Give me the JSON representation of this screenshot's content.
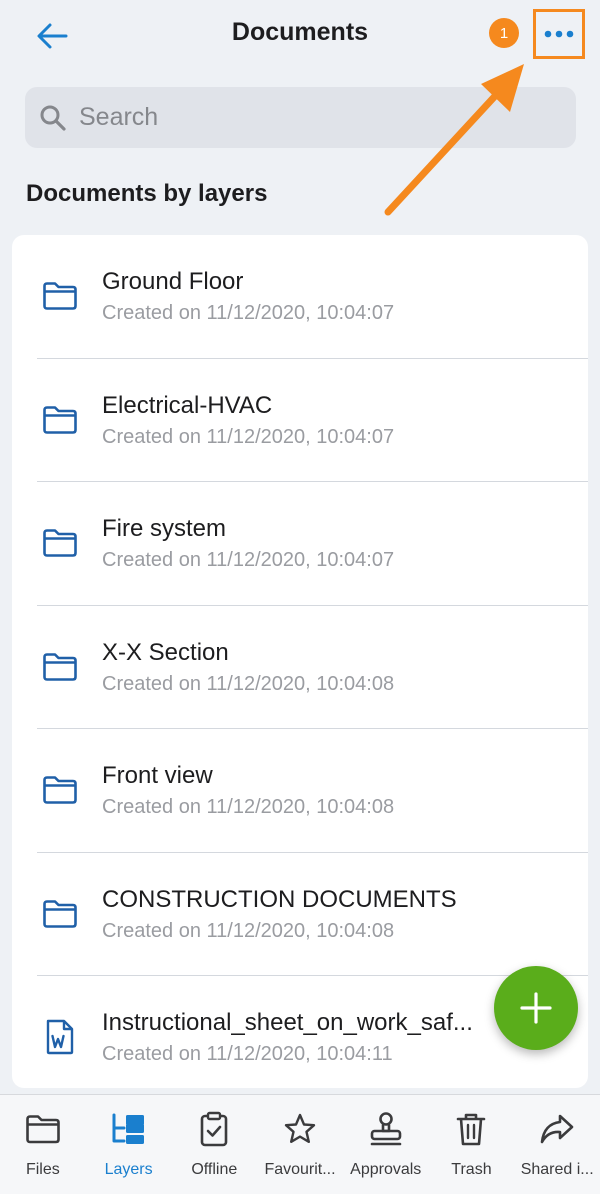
{
  "header": {
    "title": "Documents",
    "step_number": "1"
  },
  "search": {
    "placeholder": "Search"
  },
  "section_title": "Documents by layers",
  "documents": [
    {
      "name": "Ground Floor",
      "created": "Created on 11/12/2020, 10:04:07",
      "icon": "folder-icon"
    },
    {
      "name": "Electrical-HVAC",
      "created": "Created on 11/12/2020, 10:04:07",
      "icon": "folder-icon"
    },
    {
      "name": "Fire system",
      "created": "Created on 11/12/2020, 10:04:07",
      "icon": "folder-icon"
    },
    {
      "name": "X-X Section",
      "created": "Created on 11/12/2020, 10:04:08",
      "icon": "folder-icon"
    },
    {
      "name": "Front view",
      "created": "Created on 11/12/2020, 10:04:08",
      "icon": "folder-icon"
    },
    {
      "name": "CONSTRUCTION DOCUMENTS",
      "created": "Created on 11/12/2020, 10:04:08",
      "icon": "folder-icon"
    },
    {
      "name": "Instructional_sheet_on_work_saf...",
      "created": "Created on 11/12/2020, 10:04:11",
      "icon": "word-file-icon"
    }
  ],
  "tabs": [
    {
      "label": "Files",
      "icon": "folder-outline-icon",
      "active": false
    },
    {
      "label": "Layers",
      "icon": "layers-icon",
      "active": true
    },
    {
      "label": "Offline",
      "icon": "clipboard-check-icon",
      "active": false
    },
    {
      "label": "Favourit...",
      "icon": "star-icon",
      "active": false
    },
    {
      "label": "Approvals",
      "icon": "stamp-icon",
      "active": false
    },
    {
      "label": "Trash",
      "icon": "trash-icon",
      "active": false
    },
    {
      "label": "Shared i...",
      "icon": "share-icon",
      "active": false
    }
  ],
  "colors": {
    "accent": "#1a7fce",
    "highlight": "#f5891e",
    "fab": "#5aad1b",
    "background": "#eef1f5"
  }
}
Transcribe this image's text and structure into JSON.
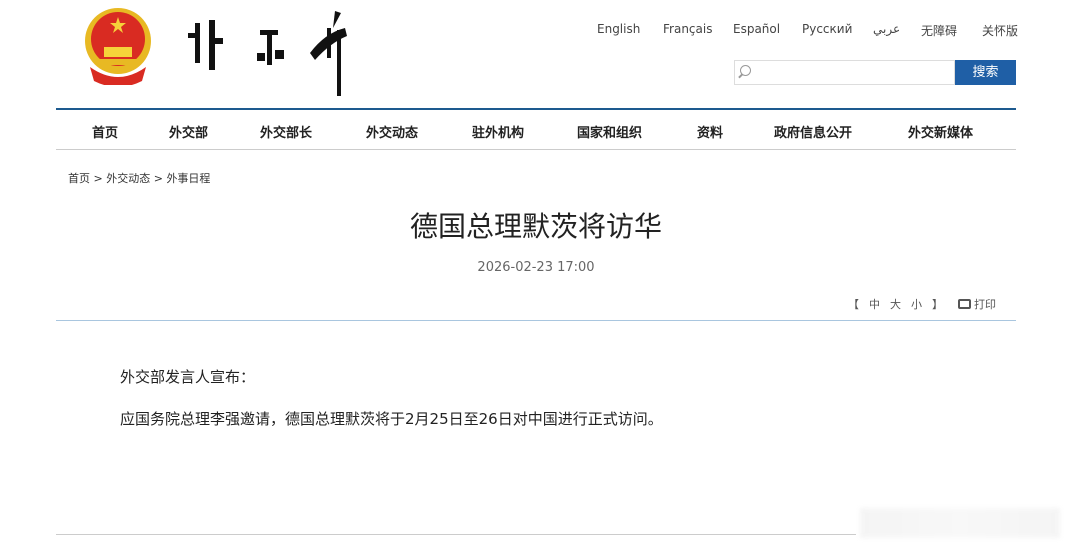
{
  "header": {
    "languages": [
      "English",
      "Français",
      "Español",
      "Русский",
      "عربي",
      "无障碍",
      "关怀版"
    ],
    "search": {
      "placeholder": "",
      "button": "搜索"
    }
  },
  "nav": [
    "首页",
    "外交部",
    "外交部长",
    "外交动态",
    "驻外机构",
    "国家和组织",
    "资料",
    "政府信息公开",
    "外交新媒体"
  ],
  "breadcrumb": [
    "首页",
    "外交动态",
    "外事日程"
  ],
  "article": {
    "title": "德国总理默茨将访华",
    "date": "2026-02-23 17:00",
    "font_sizes": {
      "open": "【",
      "mid": "中",
      "large": "大",
      "small": "小",
      "close": "】"
    },
    "print": "打印",
    "paragraphs": [
      "外交部发言人宣布：",
      "应国务院总理李强邀请，德国总理默茨将于2月25日至26日对中国进行正式访问。"
    ]
  },
  "colors": {
    "accent": "#1f5fa6",
    "nav_line": "#1d5a8f"
  }
}
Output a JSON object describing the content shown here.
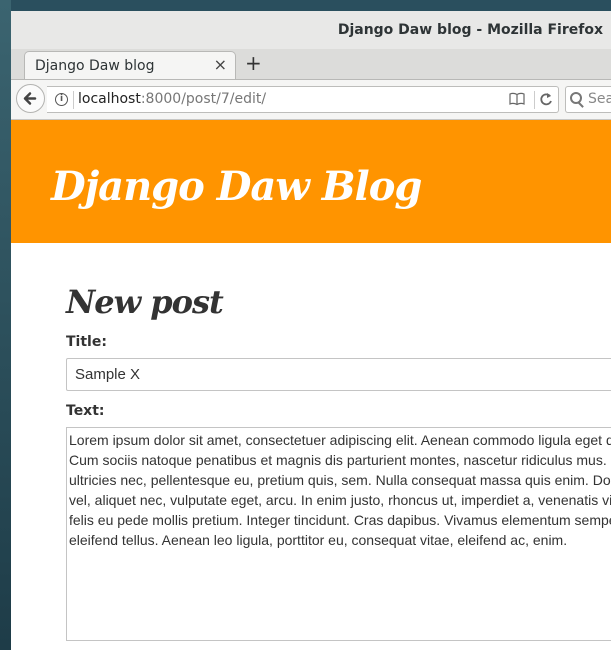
{
  "window": {
    "title": "Django Daw blog - Mozilla Firefox"
  },
  "tab": {
    "title": "Django Daw blog",
    "close_glyph": "×"
  },
  "new_tab_glyph": "+",
  "urlbar": {
    "host": "localhost",
    "rest": ":8000/post/7/edit/",
    "info_glyph": "i"
  },
  "searchbar": {
    "placeholder": "Sea"
  },
  "icons": {
    "back": "back-arrow-icon",
    "reload": "reload-icon",
    "reader": "reader-view-icon",
    "search": "search-icon"
  },
  "colors": {
    "header_bg": "#ff9400",
    "title_text": "#ffffff",
    "body_text": "#333333"
  },
  "header": {
    "site_title": "Django Daw Blog"
  },
  "form": {
    "heading": "New post",
    "title_label": "Title:",
    "title_value": "Sample X",
    "text_label": "Text:",
    "text_value": "Lorem ipsum dolor sit amet, consectetuer adipiscing elit. Aenean commodo ligula eget dolor. Aenean massa.\nCum sociis natoque penatibus et magnis dis parturient montes, nascetur ridiculus mus. Donec quam felis,\nultricies nec, pellentesque eu, pretium quis, sem. Nulla consequat massa quis enim. Donec pede justo, fringilla\nvel, aliquet nec, vulputate eget, arcu. In enim justo, rhoncus ut, imperdiet a, venenatis vitae, justo. Nullam dictum\nfelis eu pede mollis pretium. Integer tincidunt. Cras dapibus. Vivamus elementum semper nisi. Aenean vulputate\neleifend tellus. Aenean leo ligula, porttitor eu, consequat vitae, eleifend ac, enim."
  }
}
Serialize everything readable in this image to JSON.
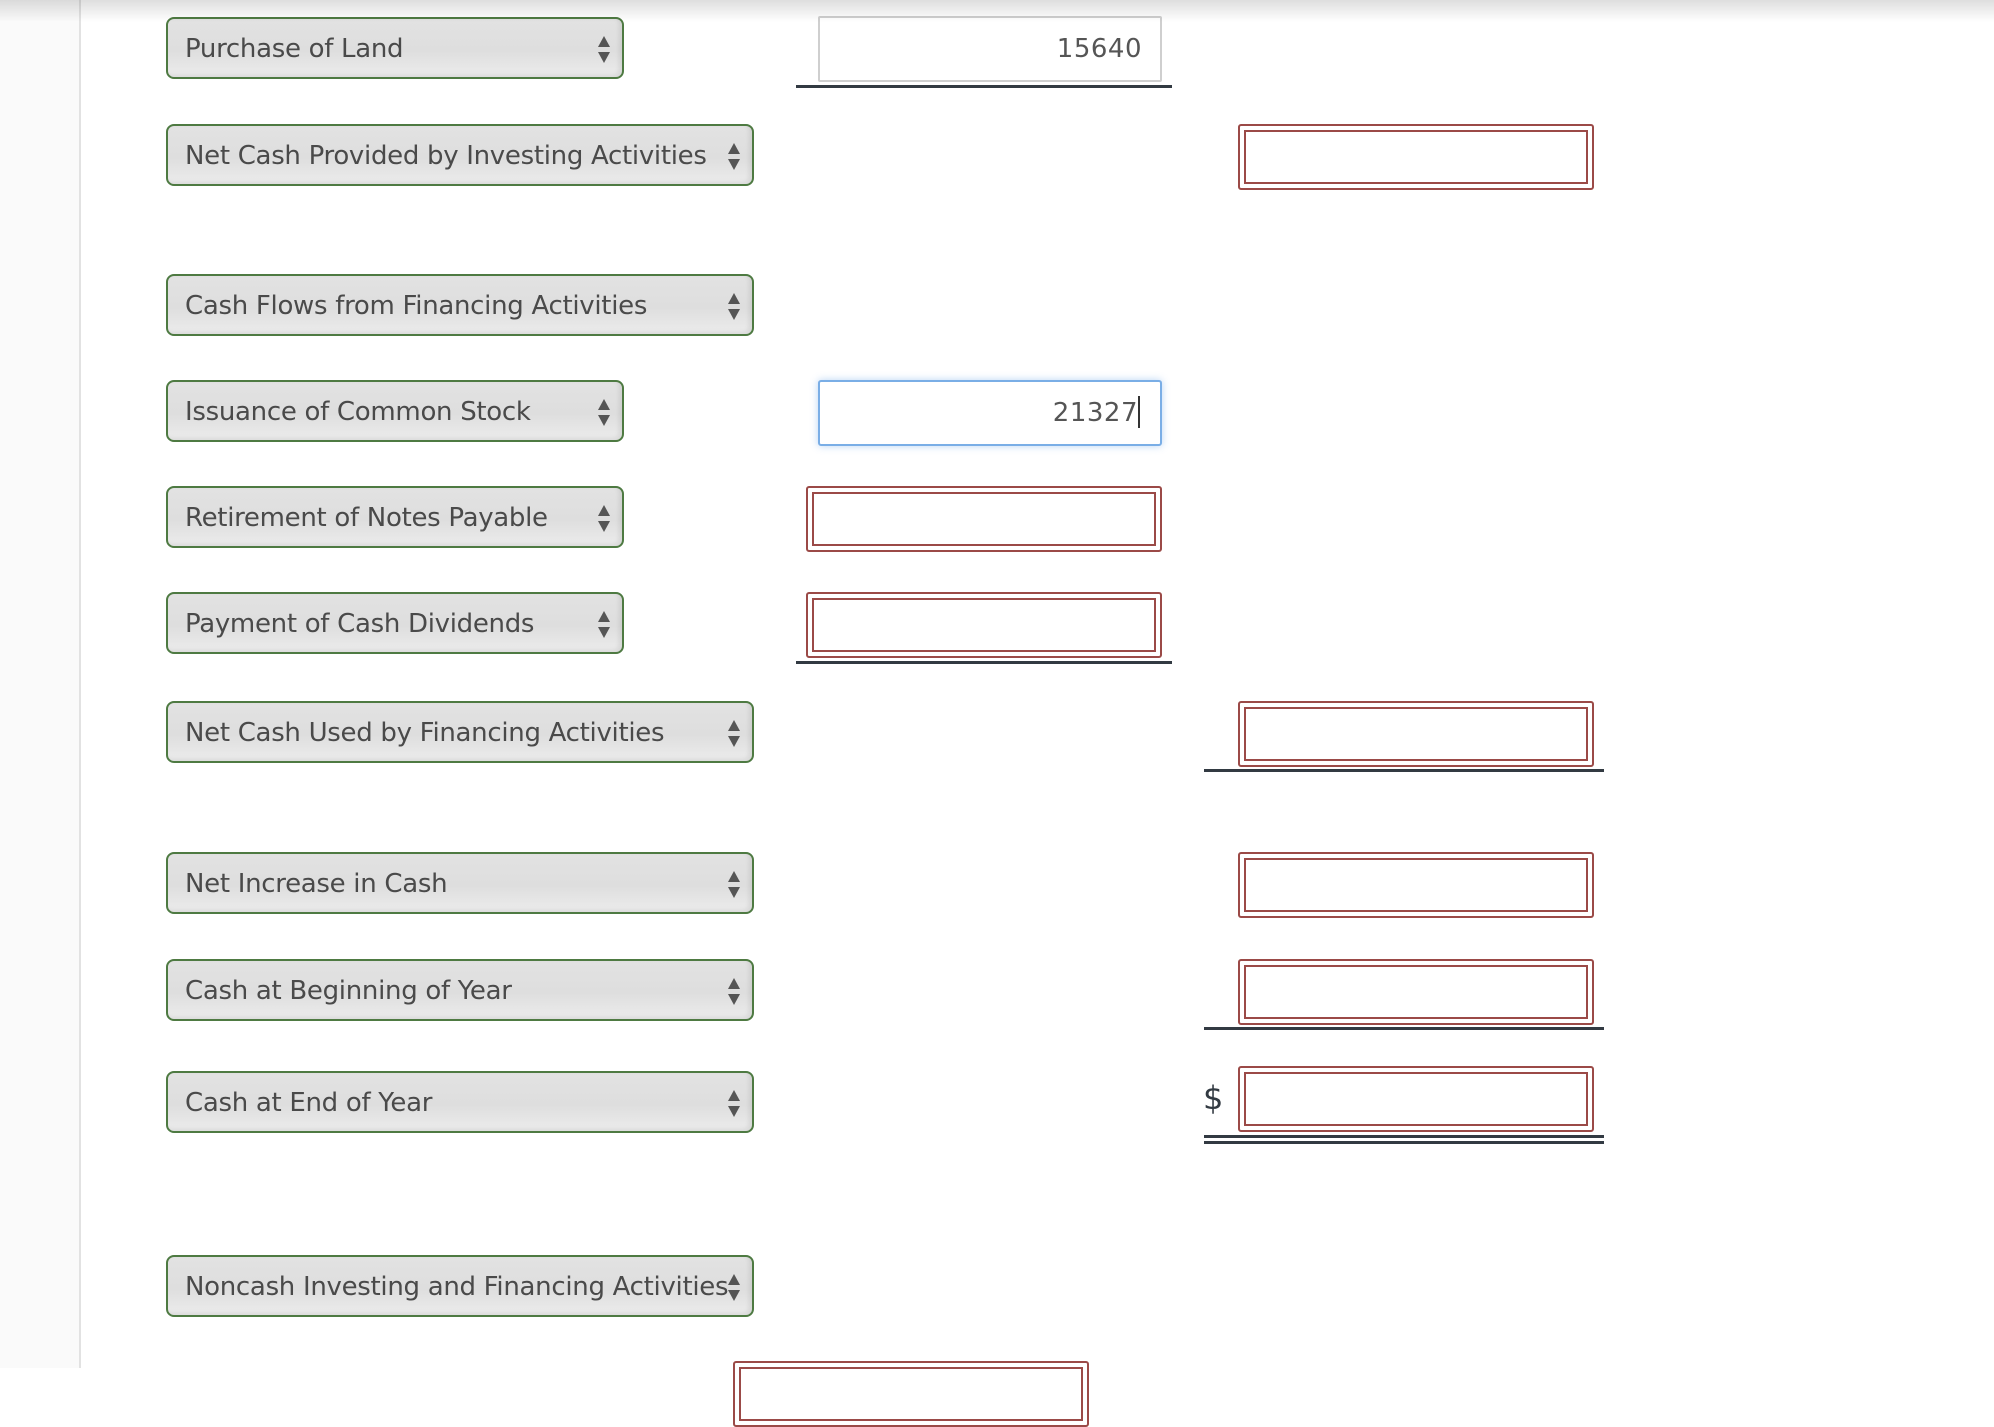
{
  "colors": {
    "select_border": "#4e7a42",
    "error_border": "#9b4a47",
    "focus_border": "#7aaee6",
    "rule": "#323a42"
  },
  "rows": [
    {
      "label": "Purchase of Land",
      "amount_col1": "15640",
      "col1_state": "filled",
      "col2_state": "none"
    },
    {
      "label": "Net Cash Provided by Investing Activities",
      "amount_col1": "",
      "col1_state": "none",
      "col2_state": "error"
    },
    {
      "label": "Cash Flows from Financing Activities",
      "col1_state": "none",
      "col2_state": "none"
    },
    {
      "label": "Issuance of Common Stock",
      "amount_col1": "21327",
      "col1_state": "focused",
      "col2_state": "none"
    },
    {
      "label": "Retirement of Notes Payable",
      "amount_col1": "",
      "col1_state": "error",
      "col2_state": "none"
    },
    {
      "label": "Payment of Cash Dividends",
      "amount_col1": "",
      "col1_state": "error",
      "col2_state": "none"
    },
    {
      "label": "Net Cash Used by Financing Activities",
      "amount_col2": "",
      "col1_state": "none",
      "col2_state": "error"
    },
    {
      "label": "Net Increase in Cash",
      "amount_col2": "",
      "col1_state": "none",
      "col2_state": "error"
    },
    {
      "label": "Cash at Beginning of Year",
      "amount_col2": "",
      "col1_state": "none",
      "col2_state": "error"
    },
    {
      "label": "Cash at End of Year",
      "amount_col2": "",
      "currency_symbol": "$",
      "col1_state": "none",
      "col2_state": "error"
    },
    {
      "label": "Noncash Investing and Financing Activities",
      "col1_state": "none",
      "col2_state": "none"
    }
  ],
  "icons": {
    "select_arrows": "updown-arrows-icon"
  }
}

Your instructions >>
Print all the records again exactly; do not include any picture.

The response >>
Give me the JSON representation of this screenshot's content.
{
  "header": {
    "title": "Documents",
    "step_number": "1"
  },
  "search": {
    "placeholder": "Search"
  },
  "section_title": "Documents by layers",
  "documents": [
    {
      "name": "Ground Floor",
      "created": "Created on 11/12/2020, 10:04:07",
      "icon": "folder-icon"
    },
    {
      "name": "Electrical-HVAC",
      "created": "Created on 11/12/2020, 10:04:07",
      "icon": "folder-icon"
    },
    {
      "name": "Fire system",
      "created": "Created on 11/12/2020, 10:04:07",
      "icon": "folder-icon"
    },
    {
      "name": "X-X Section",
      "created": "Created on 11/12/2020, 10:04:08",
      "icon": "folder-icon"
    },
    {
      "name": "Front view",
      "created": "Created on 11/12/2020, 10:04:08",
      "icon": "folder-icon"
    },
    {
      "name": "CONSTRUCTION DOCUMENTS",
      "created": "Created on 11/12/2020, 10:04:08",
      "icon": "folder-icon"
    },
    {
      "name": "Instructional_sheet_on_work_saf...",
      "created": "Created on 11/12/2020, 10:04:11",
      "icon": "word-file-icon"
    }
  ],
  "tabs": [
    {
      "label": "Files",
      "icon": "folder-outline-icon",
      "active": false
    },
    {
      "label": "Layers",
      "icon": "layers-icon",
      "active": true
    },
    {
      "label": "Offline",
      "icon": "clipboard-check-icon",
      "active": false
    },
    {
      "label": "Favourit...",
      "icon": "star-icon",
      "active": false
    },
    {
      "label": "Approvals",
      "icon": "stamp-icon",
      "active": false
    },
    {
      "label": "Trash",
      "icon": "trash-icon",
      "active": false
    },
    {
      "label": "Shared i...",
      "icon": "share-icon",
      "active": false
    }
  ],
  "colors": {
    "accent": "#1a7fce",
    "highlight": "#f5891e",
    "fab": "#5aad1b",
    "background": "#eef1f5"
  }
}
Transcribe this image's text and structure into JSON.
{
  "header": {
    "languages": [
      "English",
      "Français",
      "Español",
      "Русский",
      "عربي",
      "无障碍",
      "关怀版"
    ],
    "search": {
      "placeholder": "",
      "button": "搜索"
    }
  },
  "nav": [
    "首页",
    "外交部",
    "外交部长",
    "外交动态",
    "驻外机构",
    "国家和组织",
    "资料",
    "政府信息公开",
    "外交新媒体"
  ],
  "breadcrumb": [
    "首页",
    "外交动态",
    "外事日程"
  ],
  "article": {
    "title": "德国总理默茨将访华",
    "date": "2026-02-23 17:00",
    "font_sizes": {
      "open": "【",
      "mid": "中",
      "large": "大",
      "small": "小",
      "close": "】"
    },
    "print": "打印",
    "paragraphs": [
      "外交部发言人宣布：",
      "应国务院总理李强邀请，德国总理默茨将于2月25日至26日对中国进行正式访问。"
    ]
  },
  "colors": {
    "accent": "#1f5fa6",
    "nav_line": "#1d5a8f"
  }
}
Output a JSON object describing the content shown here.
{
  "window": {
    "title": "Django Daw blog - Mozilla Firefox"
  },
  "tab": {
    "title": "Django Daw blog",
    "close_glyph": "×"
  },
  "new_tab_glyph": "+",
  "urlbar": {
    "host": "localhost",
    "rest": ":8000/post/7/edit/",
    "info_glyph": "i"
  },
  "searchbar": {
    "placeholder": "Sea"
  },
  "icons": {
    "back": "back-arrow-icon",
    "reload": "reload-icon",
    "reader": "reader-view-icon",
    "search": "search-icon"
  },
  "colors": {
    "header_bg": "#ff9400",
    "title_text": "#ffffff",
    "body_text": "#333333"
  },
  "header": {
    "site_title": "Django Daw Blog"
  },
  "form": {
    "heading": "New post",
    "title_label": "Title:",
    "title_value": "Sample X",
    "text_label": "Text:",
    "text_value": "Lorem ipsum dolor sit amet, consectetuer adipiscing elit. Aenean commodo ligula eget dolor. Aenean massa.\nCum sociis natoque penatibus et magnis dis parturient montes, nascetur ridiculus mus. Donec quam felis,\nultricies nec, pellentesque eu, pretium quis, sem. Nulla consequat massa quis enim. Donec pede justo, fringilla\nvel, aliquet nec, vulputate eget, arcu. In enim justo, rhoncus ut, imperdiet a, venenatis vitae, justo. Nullam dictum\nfelis eu pede mollis pretium. Integer tincidunt. Cras dapibus. Vivamus elementum semper nisi. Aenean vulputate\neleifend tellus. Aenean leo ligula, porttitor eu, consequat vitae, eleifend ac, enim."
  }
}
Serialize everything readable in this image to JSON.
{
  "colors": {
    "select_border": "#4e7a42",
    "error_border": "#9b4a47",
    "focus_border": "#7aaee6",
    "rule": "#323a42"
  },
  "rows": [
    {
      "label": "Purchase of Land",
      "amount_col1": "15640",
      "col1_state": "filled",
      "col2_state": "none"
    },
    {
      "label": "Net Cash Provided by Investing Activities",
      "amount_col1": "",
      "col1_state": "none",
      "col2_state": "error"
    },
    {
      "label": "Cash Flows from Financing Activities",
      "col1_state": "none",
      "col2_state": "none"
    },
    {
      "label": "Issuance of Common Stock",
      "amount_col1": "21327",
      "col1_state": "focused",
      "col2_state": "none"
    },
    {
      "label": "Retirement of Notes Payable",
      "amount_col1": "",
      "col1_state": "error",
      "col2_state": "none"
    },
    {
      "label": "Payment of Cash Dividends",
      "amount_col1": "",
      "col1_state": "error",
      "col2_state": "none"
    },
    {
      "label": "Net Cash Used by Financing Activities",
      "amount_col2": "",
      "col1_state": "none",
      "col2_state": "error"
    },
    {
      "label": "Net Increase in Cash",
      "amount_col2": "",
      "col1_state": "none",
      "col2_state": "error"
    },
    {
      "label": "Cash at Beginning of Year",
      "amount_col2": "",
      "col1_state": "none",
      "col2_state": "error"
    },
    {
      "label": "Cash at End of Year",
      "amount_col2": "",
      "currency_symbol": "$",
      "col1_state": "none",
      "col2_state": "error"
    },
    {
      "label": "Noncash Investing and Financing Activities",
      "col1_state": "none",
      "col2_state": "none"
    }
  ],
  "icons": {
    "select_arrows": "updown-arrows-icon"
  }
}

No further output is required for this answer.